Element-and-box listings:
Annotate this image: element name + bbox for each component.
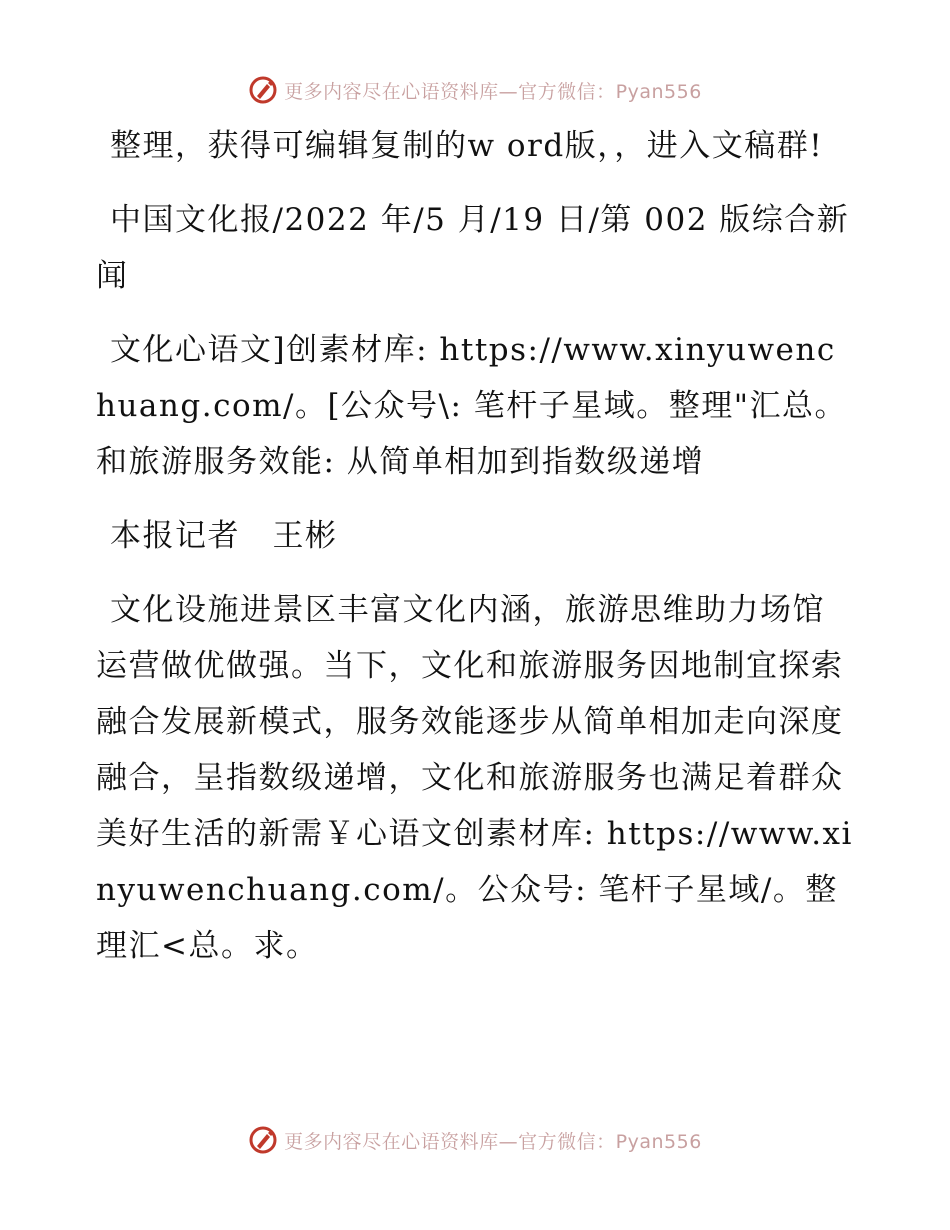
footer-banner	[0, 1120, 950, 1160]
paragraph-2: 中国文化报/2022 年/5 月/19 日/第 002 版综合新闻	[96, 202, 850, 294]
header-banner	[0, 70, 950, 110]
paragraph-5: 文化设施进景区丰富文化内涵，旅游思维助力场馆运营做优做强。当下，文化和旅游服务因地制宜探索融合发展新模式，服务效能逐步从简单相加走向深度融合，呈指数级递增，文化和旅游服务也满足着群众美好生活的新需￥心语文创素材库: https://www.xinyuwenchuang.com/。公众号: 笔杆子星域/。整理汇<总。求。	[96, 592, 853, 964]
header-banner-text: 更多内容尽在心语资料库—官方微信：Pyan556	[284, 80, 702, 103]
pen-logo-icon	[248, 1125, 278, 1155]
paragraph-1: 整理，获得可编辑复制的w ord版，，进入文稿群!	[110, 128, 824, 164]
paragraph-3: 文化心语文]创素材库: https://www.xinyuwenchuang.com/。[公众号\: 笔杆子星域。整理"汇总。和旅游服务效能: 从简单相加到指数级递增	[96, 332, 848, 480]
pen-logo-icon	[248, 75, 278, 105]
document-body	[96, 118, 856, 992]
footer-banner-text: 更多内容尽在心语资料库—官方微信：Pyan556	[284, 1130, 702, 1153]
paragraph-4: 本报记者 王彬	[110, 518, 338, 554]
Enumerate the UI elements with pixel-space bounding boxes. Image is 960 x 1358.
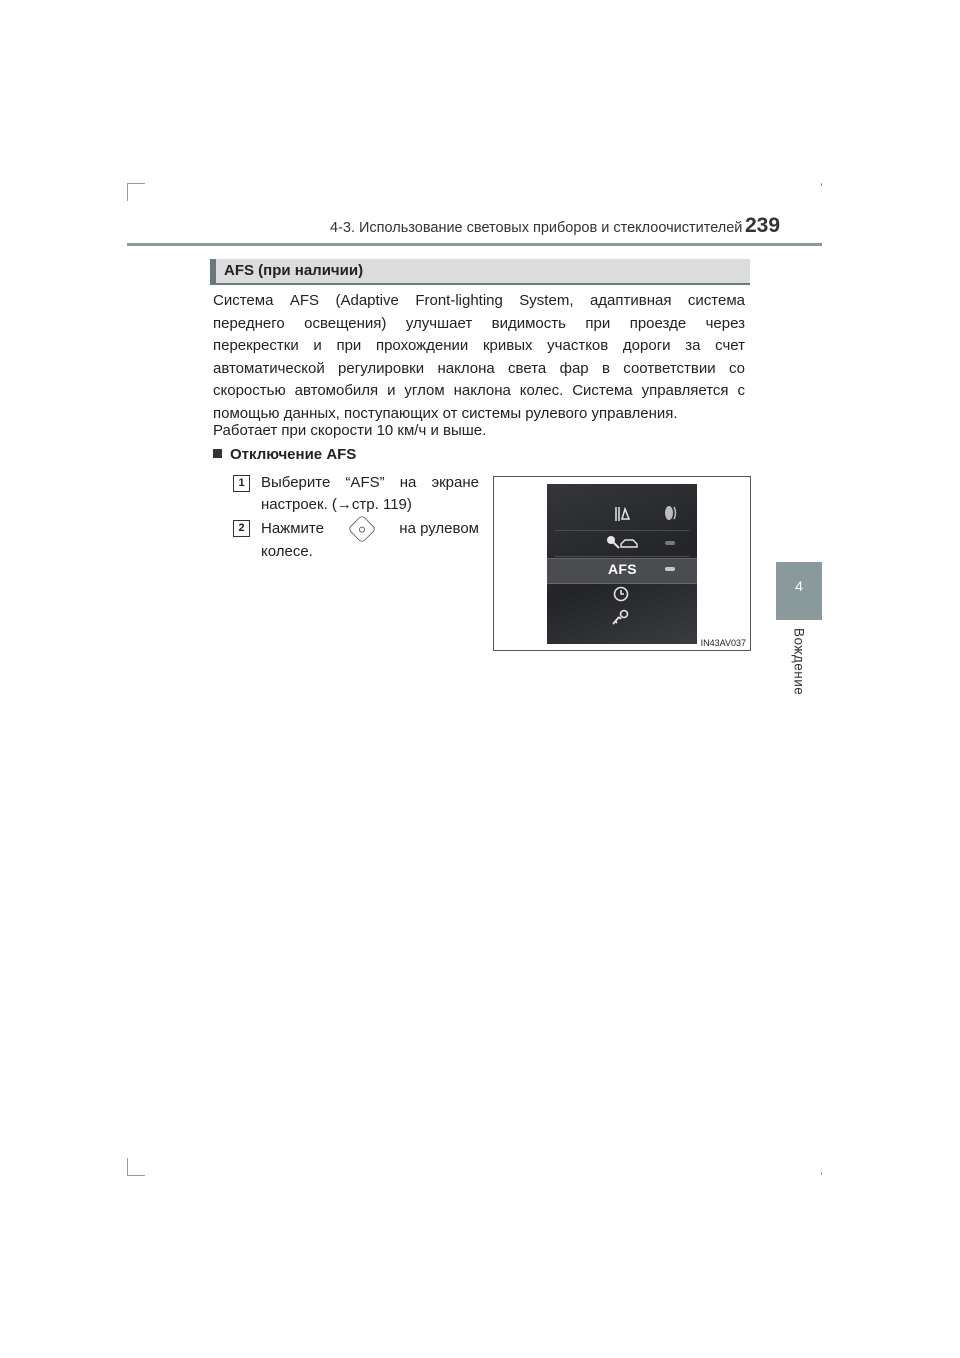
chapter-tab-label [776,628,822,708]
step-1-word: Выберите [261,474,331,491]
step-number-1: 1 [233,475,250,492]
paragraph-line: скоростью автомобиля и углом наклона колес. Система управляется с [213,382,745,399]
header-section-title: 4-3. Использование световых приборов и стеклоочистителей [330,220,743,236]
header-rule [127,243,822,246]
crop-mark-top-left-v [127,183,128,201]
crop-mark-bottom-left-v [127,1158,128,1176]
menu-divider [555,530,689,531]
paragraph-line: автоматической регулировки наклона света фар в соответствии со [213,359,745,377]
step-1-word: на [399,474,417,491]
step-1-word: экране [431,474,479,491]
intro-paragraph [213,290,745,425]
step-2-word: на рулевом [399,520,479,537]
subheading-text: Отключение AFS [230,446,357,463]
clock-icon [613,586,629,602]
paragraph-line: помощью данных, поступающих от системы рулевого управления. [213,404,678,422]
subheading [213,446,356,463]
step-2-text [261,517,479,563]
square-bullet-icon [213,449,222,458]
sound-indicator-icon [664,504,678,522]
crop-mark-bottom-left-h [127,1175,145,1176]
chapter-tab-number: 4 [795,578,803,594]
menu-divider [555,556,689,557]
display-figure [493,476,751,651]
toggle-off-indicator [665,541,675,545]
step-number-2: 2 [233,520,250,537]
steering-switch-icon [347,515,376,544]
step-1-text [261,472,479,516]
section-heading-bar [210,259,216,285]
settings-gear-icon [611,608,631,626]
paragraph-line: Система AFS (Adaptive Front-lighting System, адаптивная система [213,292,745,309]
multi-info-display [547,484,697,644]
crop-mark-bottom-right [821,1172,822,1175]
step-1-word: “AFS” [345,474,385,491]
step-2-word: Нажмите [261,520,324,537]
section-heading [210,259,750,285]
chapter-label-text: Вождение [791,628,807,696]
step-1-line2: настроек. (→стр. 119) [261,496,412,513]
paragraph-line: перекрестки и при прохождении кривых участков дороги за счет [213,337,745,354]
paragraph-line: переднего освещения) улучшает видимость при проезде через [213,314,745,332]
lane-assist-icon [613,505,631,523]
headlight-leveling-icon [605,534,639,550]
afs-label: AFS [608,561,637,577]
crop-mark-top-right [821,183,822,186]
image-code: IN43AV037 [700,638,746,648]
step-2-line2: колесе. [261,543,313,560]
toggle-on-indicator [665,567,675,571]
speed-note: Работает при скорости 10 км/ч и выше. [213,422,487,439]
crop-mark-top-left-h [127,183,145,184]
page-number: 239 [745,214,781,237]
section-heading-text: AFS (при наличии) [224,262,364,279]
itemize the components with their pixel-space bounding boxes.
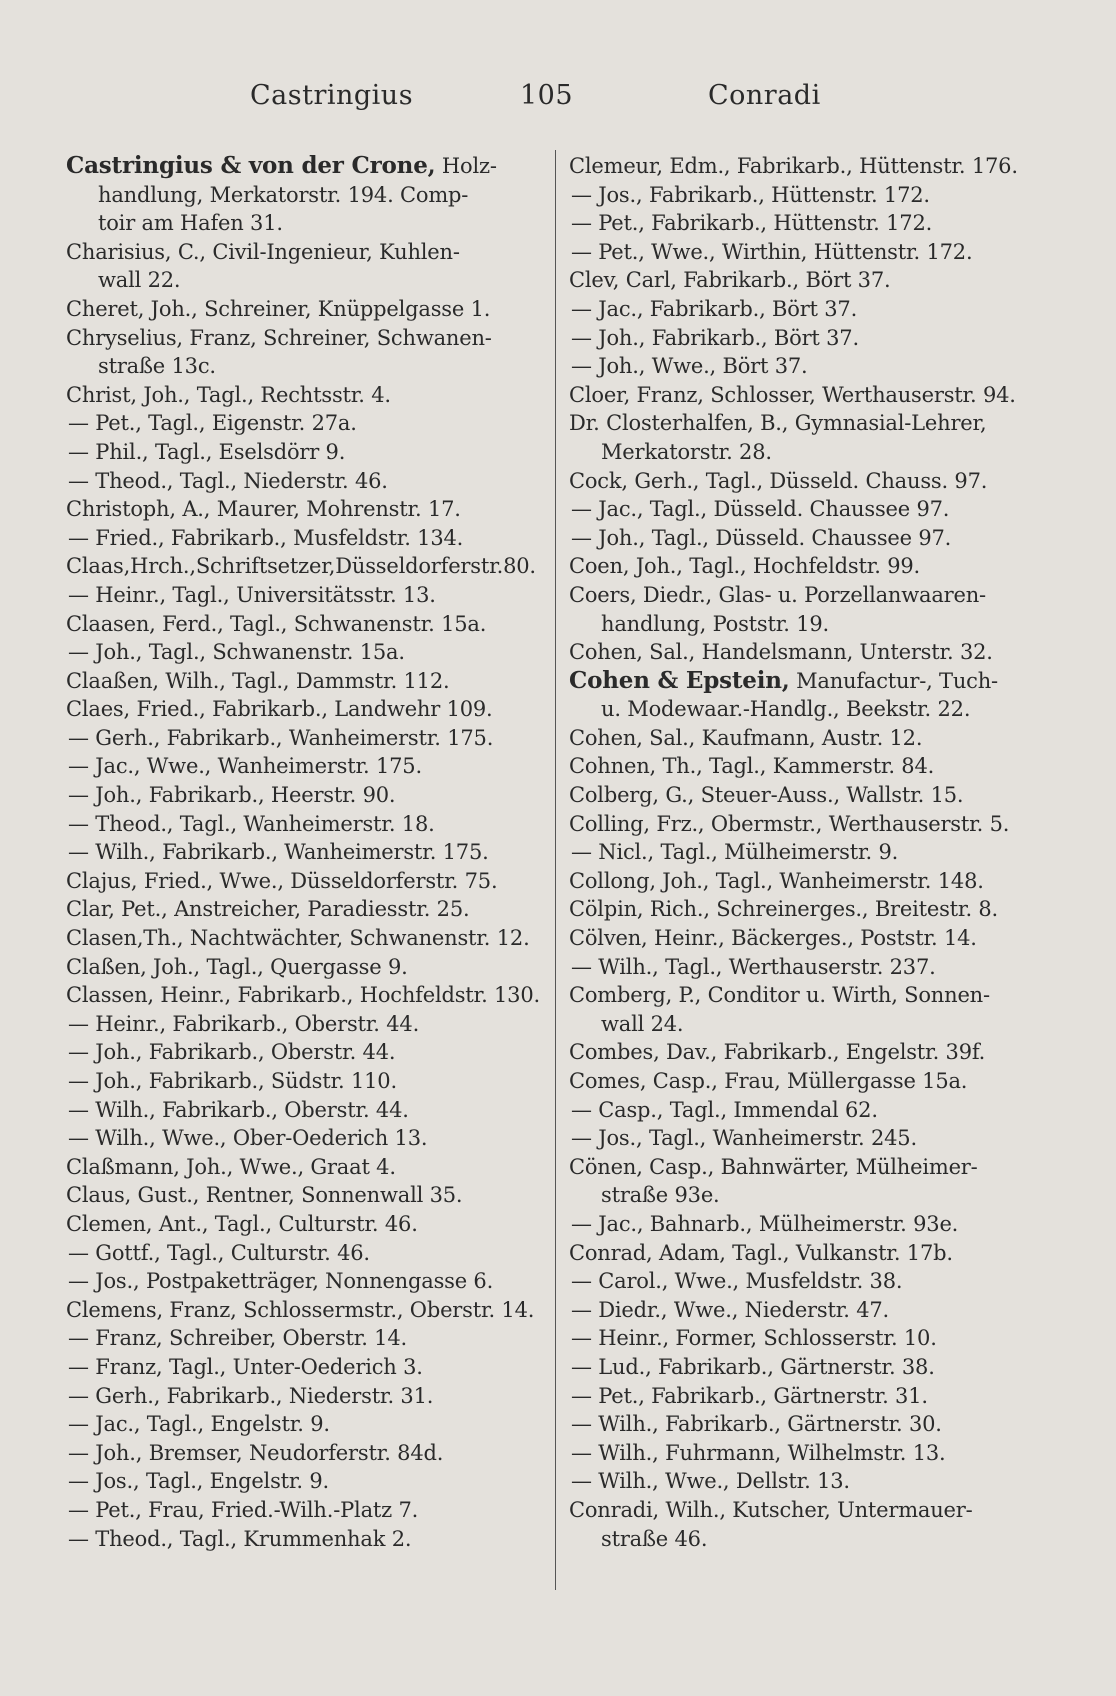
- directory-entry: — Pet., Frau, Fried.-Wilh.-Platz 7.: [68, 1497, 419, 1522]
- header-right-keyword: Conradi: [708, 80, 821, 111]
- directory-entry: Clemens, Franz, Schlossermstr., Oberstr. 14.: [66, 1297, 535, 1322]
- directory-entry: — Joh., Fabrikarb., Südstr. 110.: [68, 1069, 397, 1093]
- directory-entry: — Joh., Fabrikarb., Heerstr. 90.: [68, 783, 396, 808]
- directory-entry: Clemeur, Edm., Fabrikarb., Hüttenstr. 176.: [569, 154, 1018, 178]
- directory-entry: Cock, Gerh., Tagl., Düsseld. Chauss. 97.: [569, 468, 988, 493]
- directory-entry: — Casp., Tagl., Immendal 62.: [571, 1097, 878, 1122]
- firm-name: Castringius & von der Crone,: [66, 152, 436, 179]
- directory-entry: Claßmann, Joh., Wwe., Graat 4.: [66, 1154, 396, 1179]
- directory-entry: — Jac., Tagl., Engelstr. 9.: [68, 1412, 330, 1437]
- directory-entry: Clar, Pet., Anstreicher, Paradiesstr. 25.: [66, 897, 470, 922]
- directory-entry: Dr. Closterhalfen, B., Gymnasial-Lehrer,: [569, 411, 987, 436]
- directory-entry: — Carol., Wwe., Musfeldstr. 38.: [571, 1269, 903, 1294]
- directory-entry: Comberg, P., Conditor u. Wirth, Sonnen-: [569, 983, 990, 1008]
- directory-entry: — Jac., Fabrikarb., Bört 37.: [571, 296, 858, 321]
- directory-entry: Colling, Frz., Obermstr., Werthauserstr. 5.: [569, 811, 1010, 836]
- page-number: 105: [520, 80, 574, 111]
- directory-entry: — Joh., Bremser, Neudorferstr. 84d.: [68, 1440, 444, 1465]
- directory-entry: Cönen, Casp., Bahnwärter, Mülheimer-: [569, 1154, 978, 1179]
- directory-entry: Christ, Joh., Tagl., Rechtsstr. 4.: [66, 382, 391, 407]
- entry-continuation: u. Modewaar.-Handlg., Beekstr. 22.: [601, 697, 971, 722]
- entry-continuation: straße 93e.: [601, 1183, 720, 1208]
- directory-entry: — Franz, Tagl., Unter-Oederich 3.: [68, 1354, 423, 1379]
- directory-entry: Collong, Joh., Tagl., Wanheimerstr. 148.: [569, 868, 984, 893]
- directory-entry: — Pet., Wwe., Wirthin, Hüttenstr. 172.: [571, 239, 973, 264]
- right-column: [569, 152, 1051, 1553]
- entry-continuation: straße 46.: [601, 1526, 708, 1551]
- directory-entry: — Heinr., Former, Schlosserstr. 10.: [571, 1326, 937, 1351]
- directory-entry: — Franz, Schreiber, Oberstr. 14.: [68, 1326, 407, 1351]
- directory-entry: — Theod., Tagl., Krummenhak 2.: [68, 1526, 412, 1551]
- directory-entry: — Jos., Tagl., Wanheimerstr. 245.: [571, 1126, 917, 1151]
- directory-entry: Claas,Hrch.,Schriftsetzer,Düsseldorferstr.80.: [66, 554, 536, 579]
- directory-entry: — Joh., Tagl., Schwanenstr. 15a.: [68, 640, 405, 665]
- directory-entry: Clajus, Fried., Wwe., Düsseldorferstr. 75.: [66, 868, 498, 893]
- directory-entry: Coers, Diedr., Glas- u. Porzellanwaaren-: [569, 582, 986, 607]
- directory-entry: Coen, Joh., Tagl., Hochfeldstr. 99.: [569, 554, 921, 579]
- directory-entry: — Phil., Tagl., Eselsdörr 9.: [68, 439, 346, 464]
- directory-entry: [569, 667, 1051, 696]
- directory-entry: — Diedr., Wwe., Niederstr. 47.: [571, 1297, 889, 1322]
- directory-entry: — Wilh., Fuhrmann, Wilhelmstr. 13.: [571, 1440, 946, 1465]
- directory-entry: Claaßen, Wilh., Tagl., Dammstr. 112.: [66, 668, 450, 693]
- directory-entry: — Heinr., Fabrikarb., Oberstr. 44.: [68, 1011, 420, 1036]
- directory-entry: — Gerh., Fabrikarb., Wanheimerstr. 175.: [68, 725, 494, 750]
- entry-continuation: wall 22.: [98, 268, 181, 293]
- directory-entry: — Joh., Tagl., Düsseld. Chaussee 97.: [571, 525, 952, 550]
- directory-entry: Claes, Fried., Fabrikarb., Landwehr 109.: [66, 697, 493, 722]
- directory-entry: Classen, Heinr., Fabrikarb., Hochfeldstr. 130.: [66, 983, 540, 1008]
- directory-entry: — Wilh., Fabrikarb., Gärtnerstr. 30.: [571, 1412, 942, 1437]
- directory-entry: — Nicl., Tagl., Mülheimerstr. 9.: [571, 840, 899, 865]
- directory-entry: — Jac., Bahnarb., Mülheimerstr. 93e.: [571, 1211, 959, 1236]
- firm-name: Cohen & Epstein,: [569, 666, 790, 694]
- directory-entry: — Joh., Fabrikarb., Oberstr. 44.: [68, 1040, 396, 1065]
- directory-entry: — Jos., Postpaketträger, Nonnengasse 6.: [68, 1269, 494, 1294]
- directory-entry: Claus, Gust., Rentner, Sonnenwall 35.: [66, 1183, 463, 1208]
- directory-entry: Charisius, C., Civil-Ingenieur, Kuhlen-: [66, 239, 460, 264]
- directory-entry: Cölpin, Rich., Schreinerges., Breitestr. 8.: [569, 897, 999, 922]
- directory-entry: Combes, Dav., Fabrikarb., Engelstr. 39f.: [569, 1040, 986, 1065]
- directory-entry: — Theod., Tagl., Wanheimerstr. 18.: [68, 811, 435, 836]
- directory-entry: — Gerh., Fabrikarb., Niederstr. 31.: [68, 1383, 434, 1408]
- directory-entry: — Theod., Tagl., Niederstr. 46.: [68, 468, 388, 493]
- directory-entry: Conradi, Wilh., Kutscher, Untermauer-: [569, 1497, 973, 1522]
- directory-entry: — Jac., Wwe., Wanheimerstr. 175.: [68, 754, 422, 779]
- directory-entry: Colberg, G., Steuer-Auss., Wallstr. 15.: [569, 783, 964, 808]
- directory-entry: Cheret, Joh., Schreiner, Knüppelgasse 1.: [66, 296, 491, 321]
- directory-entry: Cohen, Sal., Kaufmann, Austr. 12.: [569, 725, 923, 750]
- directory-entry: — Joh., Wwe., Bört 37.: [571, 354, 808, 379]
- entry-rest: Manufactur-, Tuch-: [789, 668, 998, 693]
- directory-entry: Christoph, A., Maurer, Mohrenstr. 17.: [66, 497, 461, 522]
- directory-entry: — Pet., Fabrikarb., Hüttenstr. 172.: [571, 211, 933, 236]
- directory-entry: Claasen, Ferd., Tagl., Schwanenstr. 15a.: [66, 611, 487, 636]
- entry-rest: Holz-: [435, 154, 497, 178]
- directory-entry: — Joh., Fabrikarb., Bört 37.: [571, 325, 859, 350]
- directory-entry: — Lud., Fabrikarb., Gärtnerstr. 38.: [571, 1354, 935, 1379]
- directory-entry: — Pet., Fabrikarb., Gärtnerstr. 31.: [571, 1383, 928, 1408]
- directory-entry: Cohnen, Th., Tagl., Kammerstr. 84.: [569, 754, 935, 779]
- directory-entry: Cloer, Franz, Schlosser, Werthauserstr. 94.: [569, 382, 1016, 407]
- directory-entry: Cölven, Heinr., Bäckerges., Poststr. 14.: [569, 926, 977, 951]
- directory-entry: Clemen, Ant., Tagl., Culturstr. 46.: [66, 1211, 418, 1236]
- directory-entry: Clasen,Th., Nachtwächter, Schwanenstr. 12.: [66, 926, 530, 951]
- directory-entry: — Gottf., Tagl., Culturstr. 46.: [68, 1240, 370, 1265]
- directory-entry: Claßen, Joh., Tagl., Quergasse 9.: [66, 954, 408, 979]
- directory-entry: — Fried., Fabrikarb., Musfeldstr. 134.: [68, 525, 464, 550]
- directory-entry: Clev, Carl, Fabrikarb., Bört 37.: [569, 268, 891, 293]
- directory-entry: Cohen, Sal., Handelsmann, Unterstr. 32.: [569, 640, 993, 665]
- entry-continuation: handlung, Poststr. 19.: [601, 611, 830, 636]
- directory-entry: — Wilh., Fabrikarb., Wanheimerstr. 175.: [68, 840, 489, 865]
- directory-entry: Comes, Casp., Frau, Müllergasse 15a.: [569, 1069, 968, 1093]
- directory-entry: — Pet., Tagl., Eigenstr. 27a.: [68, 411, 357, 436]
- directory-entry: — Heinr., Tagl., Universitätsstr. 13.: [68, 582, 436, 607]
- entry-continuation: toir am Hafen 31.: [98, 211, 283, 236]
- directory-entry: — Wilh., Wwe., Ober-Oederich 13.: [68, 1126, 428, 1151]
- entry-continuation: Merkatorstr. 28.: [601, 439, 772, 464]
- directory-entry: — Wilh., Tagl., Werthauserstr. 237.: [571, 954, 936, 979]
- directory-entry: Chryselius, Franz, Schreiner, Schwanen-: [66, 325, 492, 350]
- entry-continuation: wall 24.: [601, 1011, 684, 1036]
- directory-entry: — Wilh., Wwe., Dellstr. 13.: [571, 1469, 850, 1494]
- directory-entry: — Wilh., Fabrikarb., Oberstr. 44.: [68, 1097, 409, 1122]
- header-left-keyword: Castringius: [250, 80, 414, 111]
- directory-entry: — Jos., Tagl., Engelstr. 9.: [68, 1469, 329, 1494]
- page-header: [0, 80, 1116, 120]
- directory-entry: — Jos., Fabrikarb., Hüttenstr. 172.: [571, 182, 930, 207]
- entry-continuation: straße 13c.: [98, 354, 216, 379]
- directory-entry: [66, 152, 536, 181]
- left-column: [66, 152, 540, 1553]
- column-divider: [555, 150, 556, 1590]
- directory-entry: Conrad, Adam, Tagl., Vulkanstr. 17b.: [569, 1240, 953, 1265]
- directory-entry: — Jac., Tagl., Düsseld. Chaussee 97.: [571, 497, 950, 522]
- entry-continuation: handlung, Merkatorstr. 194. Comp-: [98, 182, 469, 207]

## Written task
Select every line in the entries above that contains the string "Merkatorstr", copying each one in full.

## Final result
- entry-continuation: Merkatorstr. 28.: [601, 439, 772, 464]
- entry-continuation: handlung, Merkatorstr. 194. Comp-: [98, 182, 469, 207]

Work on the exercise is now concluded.